:: Supplied material

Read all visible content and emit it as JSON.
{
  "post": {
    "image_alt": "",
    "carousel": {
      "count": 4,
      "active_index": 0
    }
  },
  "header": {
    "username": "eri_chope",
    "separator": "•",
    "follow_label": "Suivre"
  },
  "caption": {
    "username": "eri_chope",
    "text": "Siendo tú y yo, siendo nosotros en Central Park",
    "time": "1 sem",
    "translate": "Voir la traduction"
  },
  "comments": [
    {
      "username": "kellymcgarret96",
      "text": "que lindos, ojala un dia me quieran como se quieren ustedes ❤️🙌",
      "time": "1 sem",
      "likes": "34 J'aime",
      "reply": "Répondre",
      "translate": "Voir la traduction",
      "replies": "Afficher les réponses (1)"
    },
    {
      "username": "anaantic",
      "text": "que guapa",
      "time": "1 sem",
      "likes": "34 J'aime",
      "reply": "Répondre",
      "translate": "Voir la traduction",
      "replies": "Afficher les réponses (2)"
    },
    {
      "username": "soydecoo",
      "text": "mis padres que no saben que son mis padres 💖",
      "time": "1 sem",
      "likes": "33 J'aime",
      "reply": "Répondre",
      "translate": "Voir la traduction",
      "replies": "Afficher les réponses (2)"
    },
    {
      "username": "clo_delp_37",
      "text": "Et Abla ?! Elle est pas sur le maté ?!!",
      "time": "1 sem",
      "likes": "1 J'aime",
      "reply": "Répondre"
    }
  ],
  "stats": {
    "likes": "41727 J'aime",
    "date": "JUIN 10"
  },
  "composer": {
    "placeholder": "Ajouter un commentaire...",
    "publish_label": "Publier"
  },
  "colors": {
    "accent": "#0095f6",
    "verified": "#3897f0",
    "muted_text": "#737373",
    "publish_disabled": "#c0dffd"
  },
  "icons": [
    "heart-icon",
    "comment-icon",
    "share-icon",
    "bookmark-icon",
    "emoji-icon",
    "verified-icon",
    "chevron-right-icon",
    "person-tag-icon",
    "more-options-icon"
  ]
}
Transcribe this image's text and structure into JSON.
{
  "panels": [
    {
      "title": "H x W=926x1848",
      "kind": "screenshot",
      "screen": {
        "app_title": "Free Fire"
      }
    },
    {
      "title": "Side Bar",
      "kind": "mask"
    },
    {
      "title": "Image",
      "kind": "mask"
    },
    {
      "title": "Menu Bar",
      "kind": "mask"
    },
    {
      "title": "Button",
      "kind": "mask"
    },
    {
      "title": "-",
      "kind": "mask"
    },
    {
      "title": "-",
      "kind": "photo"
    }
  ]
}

::::

-- Problem details --
Only the lines from the one containing "Transcribe this image's" through the end of the material should be reproduced, exactly, with both ends included.

-- Worked answer --
Transcribe this image's text and structure into JSON.
{
  "panels": [
    {
      "title": "H x W=926x1848",
      "kind": "screenshot",
      "screen": {
        "app_title": "Free Fire"
      }
    },
    {
      "title": "Side Bar",
      "kind": "mask"
    },
    {
      "title": "Image",
      "kind": "mask"
    },
    {
      "title": "Menu Bar",
      "kind": "mask"
    },
    {
      "title": "Button",
      "kind": "mask"
    },
    {
      "title": "-",
      "kind": "mask"
    },
    {
      "title": "-",
      "kind": "photo"
    }
  ]
}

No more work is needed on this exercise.